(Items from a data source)
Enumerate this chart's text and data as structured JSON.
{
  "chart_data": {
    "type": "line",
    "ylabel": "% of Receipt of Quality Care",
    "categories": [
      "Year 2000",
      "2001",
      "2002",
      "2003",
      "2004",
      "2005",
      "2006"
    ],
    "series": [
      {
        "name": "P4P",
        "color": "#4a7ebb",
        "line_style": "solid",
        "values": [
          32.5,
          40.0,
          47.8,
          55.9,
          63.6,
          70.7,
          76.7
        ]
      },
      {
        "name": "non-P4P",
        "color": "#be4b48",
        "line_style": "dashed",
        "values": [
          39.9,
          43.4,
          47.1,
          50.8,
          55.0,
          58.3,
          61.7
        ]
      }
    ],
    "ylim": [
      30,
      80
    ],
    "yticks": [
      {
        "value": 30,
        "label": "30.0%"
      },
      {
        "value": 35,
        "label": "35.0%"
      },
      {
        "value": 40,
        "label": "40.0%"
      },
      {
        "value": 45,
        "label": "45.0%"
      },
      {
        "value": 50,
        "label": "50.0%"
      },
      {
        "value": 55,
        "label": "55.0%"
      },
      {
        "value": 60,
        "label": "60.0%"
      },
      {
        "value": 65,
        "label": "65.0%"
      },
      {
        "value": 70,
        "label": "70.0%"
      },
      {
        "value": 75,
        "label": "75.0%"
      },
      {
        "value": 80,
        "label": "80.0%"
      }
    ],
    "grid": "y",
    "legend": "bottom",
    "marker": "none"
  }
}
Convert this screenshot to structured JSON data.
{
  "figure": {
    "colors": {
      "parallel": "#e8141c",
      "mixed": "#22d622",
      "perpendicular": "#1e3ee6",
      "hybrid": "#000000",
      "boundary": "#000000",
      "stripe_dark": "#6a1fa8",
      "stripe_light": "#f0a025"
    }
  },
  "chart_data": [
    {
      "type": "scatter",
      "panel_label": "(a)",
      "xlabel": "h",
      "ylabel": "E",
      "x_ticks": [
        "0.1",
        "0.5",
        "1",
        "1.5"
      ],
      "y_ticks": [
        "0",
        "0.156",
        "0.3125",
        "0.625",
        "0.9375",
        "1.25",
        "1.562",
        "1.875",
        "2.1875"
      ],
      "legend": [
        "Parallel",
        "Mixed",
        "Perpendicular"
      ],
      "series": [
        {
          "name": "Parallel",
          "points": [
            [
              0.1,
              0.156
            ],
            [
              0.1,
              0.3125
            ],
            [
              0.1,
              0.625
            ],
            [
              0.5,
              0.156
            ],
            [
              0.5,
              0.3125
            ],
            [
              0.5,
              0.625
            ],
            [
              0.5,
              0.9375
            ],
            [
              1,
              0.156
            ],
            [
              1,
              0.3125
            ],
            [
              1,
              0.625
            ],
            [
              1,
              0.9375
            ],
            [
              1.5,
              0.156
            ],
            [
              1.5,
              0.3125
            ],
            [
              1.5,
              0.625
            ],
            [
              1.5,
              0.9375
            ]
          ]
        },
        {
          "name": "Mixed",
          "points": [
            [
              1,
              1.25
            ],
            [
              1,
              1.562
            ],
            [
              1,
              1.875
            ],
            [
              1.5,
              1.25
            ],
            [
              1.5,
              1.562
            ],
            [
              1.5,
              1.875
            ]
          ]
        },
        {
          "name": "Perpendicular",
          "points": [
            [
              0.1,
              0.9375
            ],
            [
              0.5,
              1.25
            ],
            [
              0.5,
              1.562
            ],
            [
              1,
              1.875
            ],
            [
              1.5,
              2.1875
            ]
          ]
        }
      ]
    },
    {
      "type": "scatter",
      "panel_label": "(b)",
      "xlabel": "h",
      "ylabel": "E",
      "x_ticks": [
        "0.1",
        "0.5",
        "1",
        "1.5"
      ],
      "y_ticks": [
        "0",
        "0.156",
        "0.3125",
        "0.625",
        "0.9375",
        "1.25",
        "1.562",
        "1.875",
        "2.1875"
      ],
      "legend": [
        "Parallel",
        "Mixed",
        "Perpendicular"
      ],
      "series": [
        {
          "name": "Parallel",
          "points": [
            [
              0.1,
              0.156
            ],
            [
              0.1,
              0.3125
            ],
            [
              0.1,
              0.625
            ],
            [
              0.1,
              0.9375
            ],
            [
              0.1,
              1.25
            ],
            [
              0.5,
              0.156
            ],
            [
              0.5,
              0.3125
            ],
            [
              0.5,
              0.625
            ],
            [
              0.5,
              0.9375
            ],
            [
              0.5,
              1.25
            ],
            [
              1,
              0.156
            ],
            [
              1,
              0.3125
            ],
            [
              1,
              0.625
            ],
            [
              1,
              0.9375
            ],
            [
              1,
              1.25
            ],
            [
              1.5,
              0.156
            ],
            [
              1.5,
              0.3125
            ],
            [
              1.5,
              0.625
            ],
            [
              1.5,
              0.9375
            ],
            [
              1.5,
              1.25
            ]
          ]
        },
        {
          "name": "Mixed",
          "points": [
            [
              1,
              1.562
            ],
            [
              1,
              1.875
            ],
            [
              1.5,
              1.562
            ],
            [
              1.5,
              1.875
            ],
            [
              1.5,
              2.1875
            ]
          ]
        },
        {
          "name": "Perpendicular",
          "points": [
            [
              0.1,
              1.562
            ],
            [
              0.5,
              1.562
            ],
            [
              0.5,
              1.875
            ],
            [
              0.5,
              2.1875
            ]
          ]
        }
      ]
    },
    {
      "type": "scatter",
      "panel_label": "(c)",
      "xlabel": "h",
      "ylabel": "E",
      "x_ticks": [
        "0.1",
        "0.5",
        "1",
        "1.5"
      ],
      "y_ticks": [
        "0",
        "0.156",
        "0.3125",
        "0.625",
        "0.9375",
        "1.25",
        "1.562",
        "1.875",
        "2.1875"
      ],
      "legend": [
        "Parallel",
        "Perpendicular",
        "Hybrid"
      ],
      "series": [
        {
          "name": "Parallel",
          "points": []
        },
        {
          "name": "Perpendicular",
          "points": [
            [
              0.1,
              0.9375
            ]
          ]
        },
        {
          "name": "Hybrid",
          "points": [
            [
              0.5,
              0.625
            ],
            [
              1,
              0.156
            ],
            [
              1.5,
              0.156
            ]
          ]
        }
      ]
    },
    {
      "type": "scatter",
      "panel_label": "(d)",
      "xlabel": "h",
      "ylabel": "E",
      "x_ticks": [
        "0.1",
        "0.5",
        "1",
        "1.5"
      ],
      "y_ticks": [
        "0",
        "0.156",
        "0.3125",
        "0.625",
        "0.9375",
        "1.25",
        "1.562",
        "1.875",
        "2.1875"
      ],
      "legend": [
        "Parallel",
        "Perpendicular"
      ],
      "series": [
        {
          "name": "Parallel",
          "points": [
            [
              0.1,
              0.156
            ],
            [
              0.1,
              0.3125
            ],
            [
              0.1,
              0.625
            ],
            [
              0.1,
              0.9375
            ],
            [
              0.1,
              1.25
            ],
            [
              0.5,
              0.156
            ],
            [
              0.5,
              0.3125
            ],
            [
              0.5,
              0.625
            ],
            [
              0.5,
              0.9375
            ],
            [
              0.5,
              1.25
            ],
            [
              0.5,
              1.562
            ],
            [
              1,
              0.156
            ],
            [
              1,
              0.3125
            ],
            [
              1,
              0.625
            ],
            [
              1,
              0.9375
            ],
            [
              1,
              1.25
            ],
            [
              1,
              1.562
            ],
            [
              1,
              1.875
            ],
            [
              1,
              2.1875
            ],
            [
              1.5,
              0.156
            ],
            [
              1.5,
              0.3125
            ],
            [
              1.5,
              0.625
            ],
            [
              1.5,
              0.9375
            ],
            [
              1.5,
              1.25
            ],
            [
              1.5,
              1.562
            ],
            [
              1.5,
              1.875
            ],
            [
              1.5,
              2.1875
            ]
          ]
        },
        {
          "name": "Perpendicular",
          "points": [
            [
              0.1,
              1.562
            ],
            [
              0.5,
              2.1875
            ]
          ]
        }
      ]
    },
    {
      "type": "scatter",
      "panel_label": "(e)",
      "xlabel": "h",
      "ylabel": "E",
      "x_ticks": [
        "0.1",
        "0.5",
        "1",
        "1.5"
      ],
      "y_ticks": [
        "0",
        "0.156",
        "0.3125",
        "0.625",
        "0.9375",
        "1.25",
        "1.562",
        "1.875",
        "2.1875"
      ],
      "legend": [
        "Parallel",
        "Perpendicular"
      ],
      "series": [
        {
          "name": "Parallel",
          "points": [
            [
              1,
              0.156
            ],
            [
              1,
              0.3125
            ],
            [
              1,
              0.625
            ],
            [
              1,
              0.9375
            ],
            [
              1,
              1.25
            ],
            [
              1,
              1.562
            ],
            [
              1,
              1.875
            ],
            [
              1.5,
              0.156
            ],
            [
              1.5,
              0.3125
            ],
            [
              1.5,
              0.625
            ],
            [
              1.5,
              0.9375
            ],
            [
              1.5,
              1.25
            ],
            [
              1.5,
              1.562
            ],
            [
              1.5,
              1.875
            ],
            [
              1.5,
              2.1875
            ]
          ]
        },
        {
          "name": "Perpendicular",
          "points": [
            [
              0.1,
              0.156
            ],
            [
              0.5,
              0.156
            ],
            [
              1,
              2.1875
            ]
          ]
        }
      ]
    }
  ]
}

## Task statement
Go through the records and show every line with the string "this" in it.

## Complete output
Enumerate this chart's text and data as structured JSON.
Convert this screenshot to structured JSON data.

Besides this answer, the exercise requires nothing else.